— DESCRIPTION OF THE TASK —
Return the whole listing, line for line, without the pictures in it.

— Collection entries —
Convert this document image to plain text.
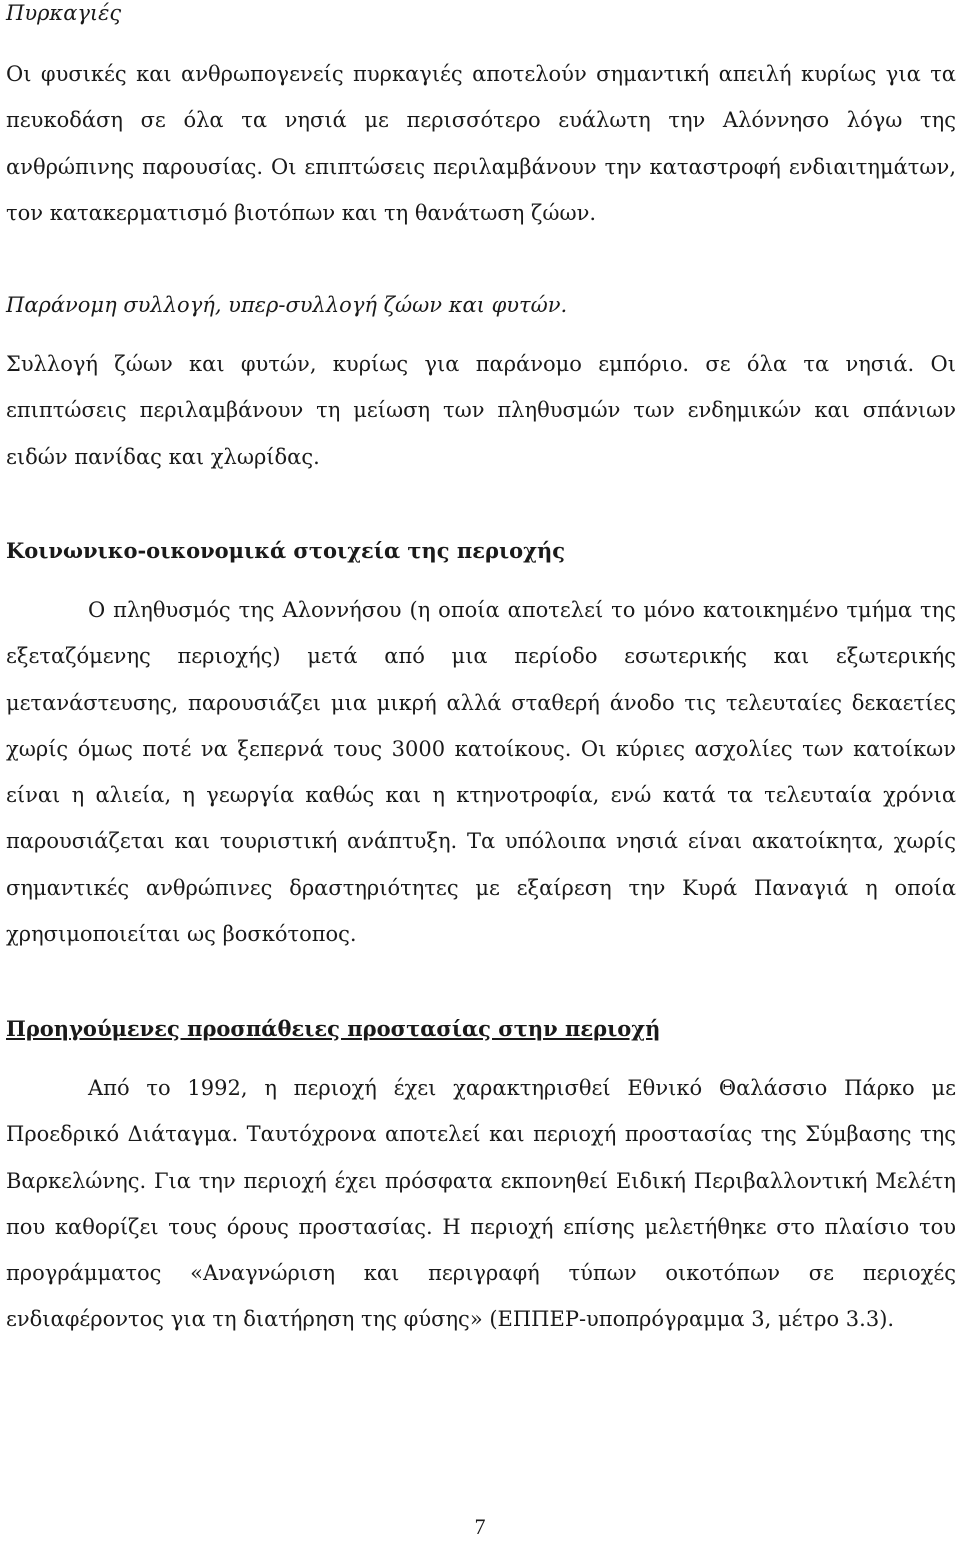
Πυρκαγιές

Οι φυσικές και ανθρωπογενείς πυρκαγιές αποτελούν σημαντική απειλή κυρίως για τα πευκοδάση σε όλα τα νησιά με περισσότερο ευάλωτη την Αλόννησο λόγω της ανθρώπινης παρουσίας. Οι επιπτώσεις περιλαμβάνουν την καταστροφή ενδιαιτημάτων, τον κατακερματισμό βιοτόπων και τη θανάτωση ζώων.

Παράνομη συλλογή, υπερ-συλλογή ζώων και φυτών.

Συλλογή ζώων και φυτών, κυρίως για παράνομο εμπόριο. σε όλα τα νησιά. Οι επιπτώσεις περιλαμβάνουν τη μείωση των πληθυσμών των ενδημικών και σπάνιων ειδών πανίδας και χλωρίδας.

Κοινωνικο-οικονομικά στοιχεία της περιοχής

Ο πληθυσμός της Αλοννήσου (η οποία αποτελεί το μόνο κατοικημένο τμήμα της εξεταζόμενης περιοχής) μετά από μια περίοδο εσωτερικής και εξωτερικής μετανάστευσης, παρουσιάζει μια μικρή αλλά σταθερή άνοδο τις τελευταίες δεκαετίες χωρίς όμως ποτέ να ξεπερνά τους 3000 κατοίκους. Οι κύριες ασχολίες των κατοίκων είναι η αλιεία, η γεωργία καθώς και η κτηνοτροφία, ενώ κατά τα τελευταία χρόνια παρουσιάζεται και τουριστική ανάπτυξη. Τα υπόλοιπα νησιά είναι ακατοίκητα, χωρίς σημαντικές ανθρώπινες δραστηριότητες με εξαίρεση την Κυρά Παναγιά η οποία χρησιμοποιείται ως βοσκότοπος.

Προηγούμενες προσπάθειες προστασίας στην περιοχή

Από το 1992, η περιοχή έχει χαρακτηρισθεί Εθνικό Θαλάσσιο Πάρκο με Προεδρικό Διάταγμα. Ταυτόχρονα αποτελεί και περιοχή προστασίας της Σύμβασης της Βαρκελώνης. Για την περιοχή έχει πρόσφατα εκπονηθεί Ειδική Περιβαλλοντική Μελέτη που καθορίζει τους όρους προστασίας. Η περιοχή επίσης μελετήθηκε στο πλαίσιο του προγράμματος «Αναγνώριση και περιγραφή τύπων οικοτόπων σε περιοχές ενδιαφέροντος για τη διατήρηση της φύσης» (ΕΠΠΕΡ-υποπρόγραμμα 3, μέτρο 3.3).

7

— RESPONSE BELOW —
Convert this document image to plain text.
Πυρκαγιές

Οι φυσικές και ανθρωπογενείς πυρκαγιές αποτελούν σημαντική απειλή κυρίως για τα πευκοδάση σε όλα τα νησιά με περισσότερο ευάλωτη την Αλόννησο λόγω της ανθρώπινης παρουσίας. Οι επιπτώσεις περιλαμβάνουν την καταστροφή ενδιαιτημάτων, τον κατακερματισμό βιοτόπων και τη θανάτωση ζώων.

Παράνομη συλλογή, υπερ-συλλογή ζώων και φυτών.

Συλλογή ζώων και φυτών, κυρίως για παράνομο εμπόριο. σε όλα τα νησιά. Οι επιπτώσεις περιλαμβάνουν τη μείωση των πληθυσμών των ενδημικών και σπάνιων ειδών πανίδας και χλωρίδας.

Κοινωνικο-οικονομικά στοιχεία της περιοχής

Ο πληθυσμός της Αλοννήσου (η οποία αποτελεί το μόνο κατοικημένο τμήμα της εξεταζόμενης περιοχής) μετά από μια περίοδο εσωτερικής και εξωτερικής μετανάστευσης, παρουσιάζει μια μικρή αλλά σταθερή άνοδο τις τελευταίες δεκαετίες χωρίς όμως ποτέ να ξεπερνά τους 3000 κατοίκους. Οι κύριες ασχολίες των κατοίκων είναι η αλιεία, η γεωργία καθώς και η κτηνοτροφία, ενώ κατά τα τελευταία χρόνια παρουσιάζεται και τουριστική ανάπτυξη. Τα υπόλοιπα νησιά είναι ακατοίκητα, χωρίς σημαντικές ανθρώπινες δραστηριότητες με εξαίρεση την Κυρά Παναγιά η οποία χρησιμοποιείται ως βοσκότοπος.

Προηγούμενες προσπάθειες προστασίας στην περιοχή

Από το 1992, η περιοχή έχει χαρακτηρισθεί Εθνικό Θαλάσσιο Πάρκο με Προεδρικό Διάταγμα. Ταυτόχρονα αποτελεί και περιοχή προστασίας της Σύμβασης της Βαρκελώνης. Για την περιοχή έχει πρόσφατα εκπονηθεί Ειδική Περιβαλλοντική Μελέτη που καθορίζει τους όρους προστασίας. Η περιοχή επίσης μελετήθηκε στο πλαίσιο του προγράμματος «Αναγνώριση και περιγραφή τύπων οικοτόπων σε περιοχές ενδιαφέροντος για τη διατήρηση της φύσης» (ΕΠΠΕΡ-υποπρόγραμμα 3, μέτρο 3.3).

7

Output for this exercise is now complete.